▶ **EXERCISE AIM**
Return the listing below in full, with every line exactly as it is.

(Data entries)
##########
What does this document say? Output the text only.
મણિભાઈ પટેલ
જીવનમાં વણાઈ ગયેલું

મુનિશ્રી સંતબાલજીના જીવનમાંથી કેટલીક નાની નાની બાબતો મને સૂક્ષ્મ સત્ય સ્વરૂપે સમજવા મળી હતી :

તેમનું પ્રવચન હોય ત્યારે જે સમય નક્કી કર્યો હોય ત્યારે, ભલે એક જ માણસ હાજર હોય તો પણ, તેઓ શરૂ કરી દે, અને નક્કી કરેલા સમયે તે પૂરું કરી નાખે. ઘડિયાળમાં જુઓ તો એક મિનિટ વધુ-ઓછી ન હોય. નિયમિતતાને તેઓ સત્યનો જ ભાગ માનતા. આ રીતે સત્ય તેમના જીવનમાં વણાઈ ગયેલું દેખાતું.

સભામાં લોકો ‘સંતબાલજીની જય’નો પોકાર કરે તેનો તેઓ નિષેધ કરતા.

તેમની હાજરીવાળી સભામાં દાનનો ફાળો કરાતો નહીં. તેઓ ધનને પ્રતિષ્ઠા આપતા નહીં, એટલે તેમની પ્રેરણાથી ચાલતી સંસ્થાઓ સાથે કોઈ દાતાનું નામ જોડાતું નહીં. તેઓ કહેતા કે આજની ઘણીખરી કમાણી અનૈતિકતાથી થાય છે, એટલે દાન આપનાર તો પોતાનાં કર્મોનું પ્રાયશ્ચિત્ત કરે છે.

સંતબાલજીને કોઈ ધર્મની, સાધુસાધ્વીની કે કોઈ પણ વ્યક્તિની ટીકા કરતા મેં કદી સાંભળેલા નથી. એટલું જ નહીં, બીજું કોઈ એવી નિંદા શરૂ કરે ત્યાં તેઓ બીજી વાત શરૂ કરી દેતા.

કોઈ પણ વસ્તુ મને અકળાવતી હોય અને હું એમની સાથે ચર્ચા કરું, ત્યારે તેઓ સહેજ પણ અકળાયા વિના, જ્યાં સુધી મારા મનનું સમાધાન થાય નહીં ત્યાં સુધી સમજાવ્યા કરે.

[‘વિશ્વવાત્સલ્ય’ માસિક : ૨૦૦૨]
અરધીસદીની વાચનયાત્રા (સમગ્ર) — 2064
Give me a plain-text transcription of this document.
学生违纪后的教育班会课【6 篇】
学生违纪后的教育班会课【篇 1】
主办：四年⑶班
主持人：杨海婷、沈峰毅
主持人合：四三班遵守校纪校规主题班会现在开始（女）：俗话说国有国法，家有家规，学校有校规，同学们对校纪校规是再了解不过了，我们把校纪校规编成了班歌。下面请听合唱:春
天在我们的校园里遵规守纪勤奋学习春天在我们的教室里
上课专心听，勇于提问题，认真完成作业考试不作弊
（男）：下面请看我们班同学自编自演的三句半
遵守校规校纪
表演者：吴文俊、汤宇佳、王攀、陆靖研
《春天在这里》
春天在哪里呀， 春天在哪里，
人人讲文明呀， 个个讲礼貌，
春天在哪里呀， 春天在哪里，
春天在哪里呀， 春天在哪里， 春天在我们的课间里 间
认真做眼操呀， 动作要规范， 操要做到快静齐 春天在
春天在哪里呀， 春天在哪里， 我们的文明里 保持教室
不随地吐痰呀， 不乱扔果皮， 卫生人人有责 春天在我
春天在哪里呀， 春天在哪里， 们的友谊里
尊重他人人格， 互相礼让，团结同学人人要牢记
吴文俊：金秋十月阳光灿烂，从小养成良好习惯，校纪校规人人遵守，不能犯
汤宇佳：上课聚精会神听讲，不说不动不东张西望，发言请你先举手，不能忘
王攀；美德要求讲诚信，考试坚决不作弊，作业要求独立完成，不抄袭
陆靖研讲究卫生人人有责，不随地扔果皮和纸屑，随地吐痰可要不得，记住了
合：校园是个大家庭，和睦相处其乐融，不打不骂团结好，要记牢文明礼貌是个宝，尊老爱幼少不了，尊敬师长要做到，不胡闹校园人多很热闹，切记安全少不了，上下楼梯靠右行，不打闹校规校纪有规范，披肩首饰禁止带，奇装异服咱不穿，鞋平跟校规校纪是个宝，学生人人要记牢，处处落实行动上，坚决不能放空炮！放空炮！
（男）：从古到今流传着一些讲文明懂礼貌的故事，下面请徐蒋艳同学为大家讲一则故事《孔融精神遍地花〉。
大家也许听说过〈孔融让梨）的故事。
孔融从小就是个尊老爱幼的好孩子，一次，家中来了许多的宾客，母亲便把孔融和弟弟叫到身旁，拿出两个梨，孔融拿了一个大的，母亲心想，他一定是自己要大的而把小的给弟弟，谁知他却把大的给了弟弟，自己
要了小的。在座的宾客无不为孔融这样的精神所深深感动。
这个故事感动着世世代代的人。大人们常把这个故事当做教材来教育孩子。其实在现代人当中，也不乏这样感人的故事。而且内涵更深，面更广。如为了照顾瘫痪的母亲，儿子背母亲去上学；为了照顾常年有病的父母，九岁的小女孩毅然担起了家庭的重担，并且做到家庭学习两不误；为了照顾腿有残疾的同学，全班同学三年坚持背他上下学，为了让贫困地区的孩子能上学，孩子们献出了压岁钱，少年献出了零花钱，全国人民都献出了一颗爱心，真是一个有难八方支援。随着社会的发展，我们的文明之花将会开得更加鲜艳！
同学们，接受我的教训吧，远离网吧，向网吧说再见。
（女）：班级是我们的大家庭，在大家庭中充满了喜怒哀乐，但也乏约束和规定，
##########
▶ **THE RESPONSE**
What does this document say? Output the text only.
મણિભાઈ પટેલ
જીવનમાં વણાઈ ગયેલું

મુનિશ્રી સંતબાલજીના જીવનમાંથી કેટલીક નાની નાની બાબતો મને સૂક્ષ્મ સત્ય સ્વરૂપે સમજવા મળી હતી :

તેમનું પ્રવચન હોય ત્યારે જે સમય નક્કી કર્યો હોય ત્યારે, ભલે એક જ માણસ હાજર હોય તો પણ, તેઓ શરૂ કરી દે, અને નક્કી કરેલા સમયે તે પૂરું કરી નાખે. ઘડિયાળમાં જુઓ તો એક મિનિટ વધુ-ઓછી ન હોય. નિયમિતતાને તેઓ સત્યનો જ ભાગ માનતા. આ રીતે સત્ય તેમના જીવનમાં વણાઈ ગયેલું દેખાતું.

સભામાં લોકો ‘સંતબાલજીની જય’નો પોકાર કરે તેનો તેઓ નિષેધ કરતા.

તેમની હાજરીવાળી સભામાં દાનનો ફાળો કરાતો નહીં. તેઓ ધનને પ્રતિષ્ઠા આપતા નહીં, એટલે તેમની પ્રેરણાથી ચાલતી સંસ્થાઓ સાથે કોઈ દાતાનું નામ જોડાતું નહીં. તેઓ કહેતા કે આજની ઘણીખરી કમાણી અનૈતિકતાથી થાય છે, એટલે દાન આપનાર તો પોતાનાં કર્મોનું પ્રાયશ્ચિત્ત કરે છે.

સંતબાલજીને કોઈ ધર્મની, સાધુસાધ્વીની કે કોઈ પણ વ્યક્તિની ટીકા કરતા મેં કદી સાંભળેલા નથી. એટલું જ નહીં, બીજું કોઈ એવી નિંદા શરૂ કરે ત્યાં તેઓ બીજી વાત શરૂ કરી દેતા.

કોઈ પણ વસ્તુ મને અકળાવતી હોય અને હું એમની સાથે ચર્ચા કરું, ત્યારે તેઓ સહેજ પણ અકળાયા વિના, જ્યાં સુધી મારા મનનું સમાધાન થાય નહીં ત્યાં સુધી સમજાવ્યા કરે.

[‘વિશ્વવાત્સલ્ય’ માસિક : ૨૦૦૨]
અરધીસદીની વાચનયાત્રા (સમગ્ર) — 2064
Give me a plain-text transcription of this document.
学生违纪后的教育班会课【6 篇】
学生违纪后的教育班会课【篇 1】
主办：四年⑶班
主持人：杨海婷、沈峰毅
主持人合：四三班遵守校纪校规主题班会现在开始（女）：俗话说国有国法，家有家规，学校有校规，同学们对校纪校规是再了解不过了，我们把校纪校规编成了班歌。下面请听合唱:春
天在我们的校园里遵规守纪勤奋学习春天在我们的教室里
上课专心听，勇于提问题，认真完成作业考试不作弊
（男）：下面请看我们班同学自编自演的三句半
遵守校规校纪
表演者：吴文俊、汤宇佳、王攀、陆靖研
《春天在这里》
春天在哪里呀， 春天在哪里，
人人讲文明呀， 个个讲礼貌，
春天在哪里呀， 春天在哪里，
春天在哪里呀， 春天在哪里， 春天在我们的课间里 间
认真做眼操呀， 动作要规范， 操要做到快静齐 春天在
春天在哪里呀， 春天在哪里， 我们的文明里 保持教室
不随地吐痰呀， 不乱扔果皮， 卫生人人有责 春天在我
春天在哪里呀， 春天在哪里， 们的友谊里
尊重他人人格， 互相礼让，团结同学人人要牢记
吴文俊：金秋十月阳光灿烂，从小养成良好习惯，校纪校规人人遵守，不能犯
汤宇佳：上课聚精会神听讲，不说不动不东张西望，发言请你先举手，不能忘
王攀；美德要求讲诚信，考试坚决不作弊，作业要求独立完成，不抄袭
陆靖研讲究卫生人人有责，不随地扔果皮和纸屑，随地吐痰可要不得，记住了
合：校园是个大家庭，和睦相处其乐融，不打不骂团结好，要记牢文明礼貌是个宝，尊老爱幼少不了，尊敬师长要做到，不胡闹校园人多很热闹，切记安全少不了，上下楼梯靠右行，不打闹校规校纪有规范，披肩首饰禁止带，奇装异服咱不穿，鞋平跟校规校纪是个宝，学生人人要记牢，处处落实行动上，坚决不能放空炮！放空炮！
（男）：从古到今流传着一些讲文明懂礼貌的故事，下面请徐蒋艳同学为大家讲一则故事《孔融精神遍地花〉。
大家也许听说过〈孔融让梨）的故事。
孔融从小就是个尊老爱幼的好孩子，一次，家中来了许多的宾客，母亲便把孔融和弟弟叫到身旁，拿出两个梨，孔融拿了一个大的，母亲心想，他一定是自己要大的而把小的给弟弟，谁知他却把大的给了弟弟，自己
要了小的。在座的宾客无不为孔融这样的精神所深深感动。
这个故事感动着世世代代的人。大人们常把这个故事当做教材来教育孩子。其实在现代人当中，也不乏这样感人的故事。而且内涵更深，面更广。如为了照顾瘫痪的母亲，儿子背母亲去上学；为了照顾常年有病的父母，九岁的小女孩毅然担起了家庭的重担，并且做到家庭学习两不误；为了照顾腿有残疾的同学，全班同学三年坚持背他上下学，为了让贫困地区的孩子能上学，孩子们献出了压岁钱，少年献出了零花钱，全国人民都献出了一颗爱心，真是一个有难八方支援。随着社会的发展，我们的文明之花将会开得更加鲜艳！
同学们，接受我的教训吧，远离网吧，向网吧说再见。
（女）：班级是我们的大家庭，在大家庭中充满了喜怒哀乐，但也乏约束和规定，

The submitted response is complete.